◆ **Required work**
Below are the records; collect from them each line containing the string "HiFi".

** Begin Working data **

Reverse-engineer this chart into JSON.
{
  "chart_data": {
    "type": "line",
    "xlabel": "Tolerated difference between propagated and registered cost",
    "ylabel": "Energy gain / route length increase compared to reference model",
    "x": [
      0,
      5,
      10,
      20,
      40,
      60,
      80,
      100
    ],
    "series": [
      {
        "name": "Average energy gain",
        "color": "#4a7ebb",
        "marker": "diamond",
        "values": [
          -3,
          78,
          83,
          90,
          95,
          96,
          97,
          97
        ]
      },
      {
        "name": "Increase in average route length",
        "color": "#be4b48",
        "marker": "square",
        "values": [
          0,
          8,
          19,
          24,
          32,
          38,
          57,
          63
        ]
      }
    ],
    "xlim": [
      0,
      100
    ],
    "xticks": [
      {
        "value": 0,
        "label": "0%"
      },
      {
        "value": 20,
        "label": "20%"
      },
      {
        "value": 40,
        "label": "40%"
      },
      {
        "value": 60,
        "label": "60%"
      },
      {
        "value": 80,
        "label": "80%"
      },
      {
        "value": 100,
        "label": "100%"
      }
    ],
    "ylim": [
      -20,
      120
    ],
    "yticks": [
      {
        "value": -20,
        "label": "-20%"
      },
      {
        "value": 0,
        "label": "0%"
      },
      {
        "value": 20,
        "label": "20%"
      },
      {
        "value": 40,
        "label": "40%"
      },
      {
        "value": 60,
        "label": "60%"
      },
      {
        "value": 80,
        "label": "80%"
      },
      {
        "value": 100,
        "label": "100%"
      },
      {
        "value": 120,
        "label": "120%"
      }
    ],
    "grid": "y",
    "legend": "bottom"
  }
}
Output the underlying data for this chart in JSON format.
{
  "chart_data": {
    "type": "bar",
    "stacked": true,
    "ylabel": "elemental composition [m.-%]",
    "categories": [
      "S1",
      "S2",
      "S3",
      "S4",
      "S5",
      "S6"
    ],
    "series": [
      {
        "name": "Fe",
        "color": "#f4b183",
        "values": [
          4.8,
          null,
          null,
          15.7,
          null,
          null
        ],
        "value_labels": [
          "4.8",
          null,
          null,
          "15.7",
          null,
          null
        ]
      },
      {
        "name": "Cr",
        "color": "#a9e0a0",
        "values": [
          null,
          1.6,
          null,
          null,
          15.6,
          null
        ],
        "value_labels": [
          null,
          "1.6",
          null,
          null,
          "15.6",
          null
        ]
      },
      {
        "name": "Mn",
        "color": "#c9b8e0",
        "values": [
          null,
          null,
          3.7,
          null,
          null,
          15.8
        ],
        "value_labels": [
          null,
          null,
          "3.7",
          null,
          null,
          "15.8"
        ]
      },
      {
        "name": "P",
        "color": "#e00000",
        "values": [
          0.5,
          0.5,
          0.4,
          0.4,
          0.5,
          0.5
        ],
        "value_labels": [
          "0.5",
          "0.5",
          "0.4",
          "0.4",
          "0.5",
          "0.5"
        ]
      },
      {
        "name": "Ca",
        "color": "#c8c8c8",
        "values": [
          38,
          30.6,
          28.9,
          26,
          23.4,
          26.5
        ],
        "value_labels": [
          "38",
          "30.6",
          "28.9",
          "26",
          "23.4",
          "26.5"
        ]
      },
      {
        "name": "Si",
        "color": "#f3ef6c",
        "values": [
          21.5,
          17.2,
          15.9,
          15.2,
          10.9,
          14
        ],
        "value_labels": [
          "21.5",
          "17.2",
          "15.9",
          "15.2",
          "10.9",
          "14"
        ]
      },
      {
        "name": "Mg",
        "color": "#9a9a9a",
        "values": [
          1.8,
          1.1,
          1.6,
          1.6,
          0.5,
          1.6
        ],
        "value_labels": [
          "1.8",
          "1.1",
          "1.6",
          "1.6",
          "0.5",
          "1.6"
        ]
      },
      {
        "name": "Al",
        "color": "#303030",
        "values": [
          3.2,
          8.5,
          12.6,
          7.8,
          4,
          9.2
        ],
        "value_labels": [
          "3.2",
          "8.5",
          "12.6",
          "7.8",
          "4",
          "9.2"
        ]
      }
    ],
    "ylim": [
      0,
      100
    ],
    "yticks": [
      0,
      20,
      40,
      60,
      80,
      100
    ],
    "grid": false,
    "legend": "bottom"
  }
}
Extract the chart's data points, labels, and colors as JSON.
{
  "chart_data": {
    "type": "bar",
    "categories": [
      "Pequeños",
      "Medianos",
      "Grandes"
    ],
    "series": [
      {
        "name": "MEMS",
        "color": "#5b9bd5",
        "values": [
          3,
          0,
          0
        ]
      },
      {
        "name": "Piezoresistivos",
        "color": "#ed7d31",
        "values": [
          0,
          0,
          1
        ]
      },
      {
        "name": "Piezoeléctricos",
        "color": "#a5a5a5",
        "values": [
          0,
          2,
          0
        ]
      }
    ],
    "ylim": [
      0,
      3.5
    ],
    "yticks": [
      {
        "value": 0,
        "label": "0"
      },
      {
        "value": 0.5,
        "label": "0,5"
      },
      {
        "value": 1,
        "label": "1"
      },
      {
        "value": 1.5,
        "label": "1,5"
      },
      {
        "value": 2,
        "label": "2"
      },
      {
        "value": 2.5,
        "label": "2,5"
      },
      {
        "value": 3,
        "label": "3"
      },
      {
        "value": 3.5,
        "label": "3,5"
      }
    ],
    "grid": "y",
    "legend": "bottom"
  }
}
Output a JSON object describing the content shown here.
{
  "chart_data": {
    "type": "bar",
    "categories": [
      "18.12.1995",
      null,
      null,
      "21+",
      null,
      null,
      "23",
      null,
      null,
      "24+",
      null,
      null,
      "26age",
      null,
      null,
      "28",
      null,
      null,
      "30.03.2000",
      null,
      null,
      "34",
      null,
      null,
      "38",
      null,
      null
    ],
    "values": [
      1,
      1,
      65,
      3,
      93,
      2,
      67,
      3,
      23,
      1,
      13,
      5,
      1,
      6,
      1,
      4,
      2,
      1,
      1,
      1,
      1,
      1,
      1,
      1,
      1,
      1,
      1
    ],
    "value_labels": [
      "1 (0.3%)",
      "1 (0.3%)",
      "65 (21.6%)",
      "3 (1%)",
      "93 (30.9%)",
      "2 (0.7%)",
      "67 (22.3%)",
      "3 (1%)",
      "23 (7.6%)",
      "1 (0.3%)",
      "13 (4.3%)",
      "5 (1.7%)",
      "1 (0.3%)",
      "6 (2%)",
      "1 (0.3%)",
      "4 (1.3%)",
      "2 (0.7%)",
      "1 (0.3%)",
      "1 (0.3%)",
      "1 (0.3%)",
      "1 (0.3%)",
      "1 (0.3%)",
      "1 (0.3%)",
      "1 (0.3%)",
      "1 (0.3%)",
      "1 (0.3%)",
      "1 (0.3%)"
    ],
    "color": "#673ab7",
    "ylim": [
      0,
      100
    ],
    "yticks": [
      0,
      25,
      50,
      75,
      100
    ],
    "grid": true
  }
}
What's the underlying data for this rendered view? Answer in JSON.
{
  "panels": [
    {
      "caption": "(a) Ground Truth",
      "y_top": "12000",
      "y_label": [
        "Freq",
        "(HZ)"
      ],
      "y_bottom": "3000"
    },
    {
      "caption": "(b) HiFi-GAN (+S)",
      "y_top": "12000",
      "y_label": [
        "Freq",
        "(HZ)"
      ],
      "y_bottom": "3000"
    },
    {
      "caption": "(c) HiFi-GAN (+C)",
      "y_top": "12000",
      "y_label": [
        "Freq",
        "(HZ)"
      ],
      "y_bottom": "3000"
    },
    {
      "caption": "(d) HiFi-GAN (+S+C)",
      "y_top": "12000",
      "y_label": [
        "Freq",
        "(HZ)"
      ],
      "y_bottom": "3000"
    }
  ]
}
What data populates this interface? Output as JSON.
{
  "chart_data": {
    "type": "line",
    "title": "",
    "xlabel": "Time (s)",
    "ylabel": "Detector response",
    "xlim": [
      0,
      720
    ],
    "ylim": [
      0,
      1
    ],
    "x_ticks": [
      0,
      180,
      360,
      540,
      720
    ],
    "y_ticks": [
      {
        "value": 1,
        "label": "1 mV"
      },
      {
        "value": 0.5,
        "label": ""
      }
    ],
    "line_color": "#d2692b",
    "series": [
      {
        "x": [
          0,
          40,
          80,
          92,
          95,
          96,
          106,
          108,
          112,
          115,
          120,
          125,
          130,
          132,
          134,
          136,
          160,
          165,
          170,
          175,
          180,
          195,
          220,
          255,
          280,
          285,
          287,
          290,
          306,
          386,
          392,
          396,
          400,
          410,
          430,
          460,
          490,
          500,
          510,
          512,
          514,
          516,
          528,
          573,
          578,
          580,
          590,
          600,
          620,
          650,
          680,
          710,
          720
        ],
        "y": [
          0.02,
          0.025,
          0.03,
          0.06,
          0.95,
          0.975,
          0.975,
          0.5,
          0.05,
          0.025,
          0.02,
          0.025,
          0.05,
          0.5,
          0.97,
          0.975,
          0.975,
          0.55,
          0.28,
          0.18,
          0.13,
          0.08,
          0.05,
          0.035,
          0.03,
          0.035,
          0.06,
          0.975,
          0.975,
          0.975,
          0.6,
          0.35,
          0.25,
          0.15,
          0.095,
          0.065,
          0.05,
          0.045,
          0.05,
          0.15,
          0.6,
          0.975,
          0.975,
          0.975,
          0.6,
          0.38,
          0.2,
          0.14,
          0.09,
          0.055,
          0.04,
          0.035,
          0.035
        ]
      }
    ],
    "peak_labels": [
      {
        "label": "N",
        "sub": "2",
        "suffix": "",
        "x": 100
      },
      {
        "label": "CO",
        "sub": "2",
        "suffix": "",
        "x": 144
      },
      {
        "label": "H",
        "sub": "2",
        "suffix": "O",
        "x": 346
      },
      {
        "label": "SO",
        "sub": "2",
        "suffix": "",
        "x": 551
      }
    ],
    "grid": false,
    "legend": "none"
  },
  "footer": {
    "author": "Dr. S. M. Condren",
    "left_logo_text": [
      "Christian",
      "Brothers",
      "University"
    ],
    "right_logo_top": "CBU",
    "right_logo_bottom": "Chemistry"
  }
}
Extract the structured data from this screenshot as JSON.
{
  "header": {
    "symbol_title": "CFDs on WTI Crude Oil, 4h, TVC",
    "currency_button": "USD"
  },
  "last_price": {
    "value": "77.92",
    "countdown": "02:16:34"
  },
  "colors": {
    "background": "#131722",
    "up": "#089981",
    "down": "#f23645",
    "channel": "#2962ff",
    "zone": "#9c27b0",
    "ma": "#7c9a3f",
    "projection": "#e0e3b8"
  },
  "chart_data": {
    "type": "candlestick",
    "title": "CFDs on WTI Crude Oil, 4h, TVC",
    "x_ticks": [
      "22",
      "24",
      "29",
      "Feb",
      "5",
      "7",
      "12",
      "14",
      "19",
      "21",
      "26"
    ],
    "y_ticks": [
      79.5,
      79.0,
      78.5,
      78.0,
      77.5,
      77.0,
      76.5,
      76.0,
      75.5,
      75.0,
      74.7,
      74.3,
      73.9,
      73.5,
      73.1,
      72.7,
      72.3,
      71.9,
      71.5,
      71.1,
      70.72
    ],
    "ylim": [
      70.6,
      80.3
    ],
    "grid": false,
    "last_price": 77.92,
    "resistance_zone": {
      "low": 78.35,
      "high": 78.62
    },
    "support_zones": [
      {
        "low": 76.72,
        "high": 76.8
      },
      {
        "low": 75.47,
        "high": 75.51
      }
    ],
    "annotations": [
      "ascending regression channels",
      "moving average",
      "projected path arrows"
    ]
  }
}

** End Working data **

◆ **Task answer**
      "caption": "(b) HiFi-GAN (+S)",
      "caption": "(c) HiFi-GAN (+C)",
      "caption": "(d) HiFi-GAN (+S+C)",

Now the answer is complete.